--- START DATA FOR PROCESSING ---

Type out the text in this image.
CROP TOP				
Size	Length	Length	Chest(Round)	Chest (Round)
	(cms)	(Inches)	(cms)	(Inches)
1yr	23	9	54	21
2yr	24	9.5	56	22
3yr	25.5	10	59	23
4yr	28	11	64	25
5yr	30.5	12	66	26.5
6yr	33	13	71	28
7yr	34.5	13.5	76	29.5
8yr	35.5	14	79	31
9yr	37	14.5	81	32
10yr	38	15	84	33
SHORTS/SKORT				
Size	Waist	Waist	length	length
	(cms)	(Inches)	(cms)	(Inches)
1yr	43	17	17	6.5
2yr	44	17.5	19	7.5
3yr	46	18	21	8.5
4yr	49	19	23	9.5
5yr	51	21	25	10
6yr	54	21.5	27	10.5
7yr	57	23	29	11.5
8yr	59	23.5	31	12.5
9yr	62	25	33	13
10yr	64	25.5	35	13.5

--- END DATA FOR PROCESSING ---

PROBLEM STATEMENT: Write out every entry word for word.

ANSWER TO THIS TASK:
Type out the text in this image.
CROP TOP				
Size	Length	Length	Chest(Round)	Chest (Round)
	(cms)	(Inches)	(cms)	(Inches)
1yr	23	9	54	21
2yr	24	9.5	56	22
3yr	25.5	10	59	23
4yr	28	11	64	25
5yr	30.5	12	66	26.5
6yr	33	13	71	28
7yr	34.5	13.5	76	29.5
8yr	35.5	14	79	31
9yr	37	14.5	81	32
10yr	38	15	84	33
SHORTS/SKORT				
Size	Waist	Waist	length	length
	(cms)	(Inches)	(cms)	(Inches)
1yr	43	17	17	6.5
2yr	44	17.5	19	7.5
3yr	46	18	21	8.5
4yr	49	19	23	9.5
5yr	51	21	25	10
6yr	54	21.5	27	10.5
7yr	57	23	29	11.5
8yr	59	23.5	31	12.5
9yr	62	25	33	13
10yr	64	25.5	35	13.5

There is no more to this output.